● **GOAL**: Write out all of the entries exactly as given.

● **DATA FOR PROCESSING**:
........

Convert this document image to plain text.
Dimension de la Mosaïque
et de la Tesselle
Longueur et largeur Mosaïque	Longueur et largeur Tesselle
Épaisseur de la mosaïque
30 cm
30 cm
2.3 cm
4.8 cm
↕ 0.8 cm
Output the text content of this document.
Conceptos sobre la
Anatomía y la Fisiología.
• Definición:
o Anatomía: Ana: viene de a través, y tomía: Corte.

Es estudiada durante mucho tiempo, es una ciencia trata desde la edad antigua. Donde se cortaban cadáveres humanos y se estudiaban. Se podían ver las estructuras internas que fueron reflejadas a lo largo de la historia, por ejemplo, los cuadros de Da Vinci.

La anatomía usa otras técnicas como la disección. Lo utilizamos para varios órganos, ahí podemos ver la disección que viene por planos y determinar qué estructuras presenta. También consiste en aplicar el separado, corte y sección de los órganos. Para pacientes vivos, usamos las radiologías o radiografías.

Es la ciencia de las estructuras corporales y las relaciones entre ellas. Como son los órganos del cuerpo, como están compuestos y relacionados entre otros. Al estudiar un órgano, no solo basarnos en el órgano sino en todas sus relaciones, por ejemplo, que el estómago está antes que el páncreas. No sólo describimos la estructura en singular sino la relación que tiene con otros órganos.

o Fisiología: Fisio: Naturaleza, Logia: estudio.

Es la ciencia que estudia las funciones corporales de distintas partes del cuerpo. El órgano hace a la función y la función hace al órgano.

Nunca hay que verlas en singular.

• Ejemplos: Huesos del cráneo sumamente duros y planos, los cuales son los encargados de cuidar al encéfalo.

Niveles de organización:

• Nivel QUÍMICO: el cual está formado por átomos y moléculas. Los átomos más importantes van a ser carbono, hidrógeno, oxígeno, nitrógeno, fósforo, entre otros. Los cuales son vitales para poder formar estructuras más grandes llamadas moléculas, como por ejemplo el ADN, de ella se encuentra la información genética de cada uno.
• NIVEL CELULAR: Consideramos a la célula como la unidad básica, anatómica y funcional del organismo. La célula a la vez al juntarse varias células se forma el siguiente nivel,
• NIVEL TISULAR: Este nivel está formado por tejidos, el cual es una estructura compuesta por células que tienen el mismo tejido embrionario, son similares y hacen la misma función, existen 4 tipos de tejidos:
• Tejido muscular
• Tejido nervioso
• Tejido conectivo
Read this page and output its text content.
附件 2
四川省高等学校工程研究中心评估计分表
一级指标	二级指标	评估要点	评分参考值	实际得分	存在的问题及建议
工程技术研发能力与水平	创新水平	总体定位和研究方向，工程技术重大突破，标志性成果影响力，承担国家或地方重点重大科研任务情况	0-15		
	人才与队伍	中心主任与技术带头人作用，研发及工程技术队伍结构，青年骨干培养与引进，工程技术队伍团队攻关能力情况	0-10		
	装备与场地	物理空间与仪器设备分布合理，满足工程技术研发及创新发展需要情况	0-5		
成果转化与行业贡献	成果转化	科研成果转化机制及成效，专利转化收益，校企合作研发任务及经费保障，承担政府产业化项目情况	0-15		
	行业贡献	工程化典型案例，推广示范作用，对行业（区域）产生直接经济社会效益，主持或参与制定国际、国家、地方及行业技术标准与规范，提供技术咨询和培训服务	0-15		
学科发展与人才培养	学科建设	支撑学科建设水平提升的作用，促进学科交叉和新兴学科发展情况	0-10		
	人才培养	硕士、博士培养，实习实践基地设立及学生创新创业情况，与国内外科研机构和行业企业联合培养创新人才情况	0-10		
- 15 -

........

● **OUTPUT**:
Convert this document image to plain text.
Dimension de la Mosaïque
et de la Tesselle
Longueur et largeur Mosaïque	Longueur et largeur Tesselle
Épaisseur de la mosaïque
30 cm
30 cm
2.3 cm
4.8 cm
↕ 0.8 cm
Output the text content of this document.
Conceptos sobre la
Anatomía y la Fisiología.
• Definición:
o Anatomía: Ana: viene de a través, y tomía: Corte.

Es estudiada durante mucho tiempo, es una ciencia trata desde la edad antigua. Donde se cortaban cadáveres humanos y se estudiaban. Se podían ver las estructuras internas que fueron reflejadas a lo largo de la historia, por ejemplo, los cuadros de Da Vinci.

La anatomía usa otras técnicas como la disección. Lo utilizamos para varios órganos, ahí podemos ver la disección que viene por planos y determinar qué estructuras presenta. También consiste en aplicar el separado, corte y sección de los órganos. Para pacientes vivos, usamos las radiologías o radiografías.

Es la ciencia de las estructuras corporales y las relaciones entre ellas. Como son los órganos del cuerpo, como están compuestos y relacionados entre otros. Al estudiar un órgano, no solo basarnos en el órgano sino en todas sus relaciones, por ejemplo, que el estómago está antes que el páncreas. No sólo describimos la estructura en singular sino la relación que tiene con otros órganos.

o Fisiología: Fisio: Naturaleza, Logia: estudio.

Es la ciencia que estudia las funciones corporales de distintas partes del cuerpo. El órgano hace a la función y la función hace al órgano.

Nunca hay que verlas en singular.

• Ejemplos: Huesos del cráneo sumamente duros y planos, los cuales son los encargados de cuidar al encéfalo.

Niveles de organización:

• Nivel QUÍMICO: el cual está formado por átomos y moléculas. Los átomos más importantes van a ser carbono, hidrógeno, oxígeno, nitrógeno, fósforo, entre otros. Los cuales son vitales para poder formar estructuras más grandes llamadas moléculas, como por ejemplo el ADN, de ella se encuentra la información genética de cada uno.
• NIVEL CELULAR: Consideramos a la célula como la unidad básica, anatómica y funcional del organismo. La célula a la vez al juntarse varias células se forma el siguiente nivel,
• NIVEL TISULAR: Este nivel está formado por tejidos, el cual es una estructura compuesta por células que tienen el mismo tejido embrionario, son similares y hacen la misma función, existen 4 tipos de tejidos:
• Tejido muscular
• Tejido nervioso
• Tejido conectivo
Read this page and output its text content.
附件 2
四川省高等学校工程研究中心评估计分表
一级指标	二级指标	评估要点	评分参考值	实际得分	存在的问题及建议
工程技术研发能力与水平	创新水平	总体定位和研究方向，工程技术重大突破，标志性成果影响力，承担国家或地方重点重大科研任务情况	0-15		
	人才与队伍	中心主任与技术带头人作用，研发及工程技术队伍结构，青年骨干培养与引进，工程技术队伍团队攻关能力情况	0-10		
	装备与场地	物理空间与仪器设备分布合理，满足工程技术研发及创新发展需要情况	0-5		
成果转化与行业贡献	成果转化	科研成果转化机制及成效，专利转化收益，校企合作研发任务及经费保障，承担政府产业化项目情况	0-15		
	行业贡献	工程化典型案例，推广示范作用，对行业（区域）产生直接经济社会效益，主持或参与制定国际、国家、地方及行业技术标准与规范，提供技术咨询和培训服务	0-15		
学科发展与人才培养	学科建设	支撑学科建设水平提升的作用，促进学科交叉和新兴学科发展情况	0-10		
	人才培养	硕士、博士培养，实习实践基地设立及学生创新创业情况，与国内外科研机构和行业企业联合培养创新人才情况	0-10		
- 15 -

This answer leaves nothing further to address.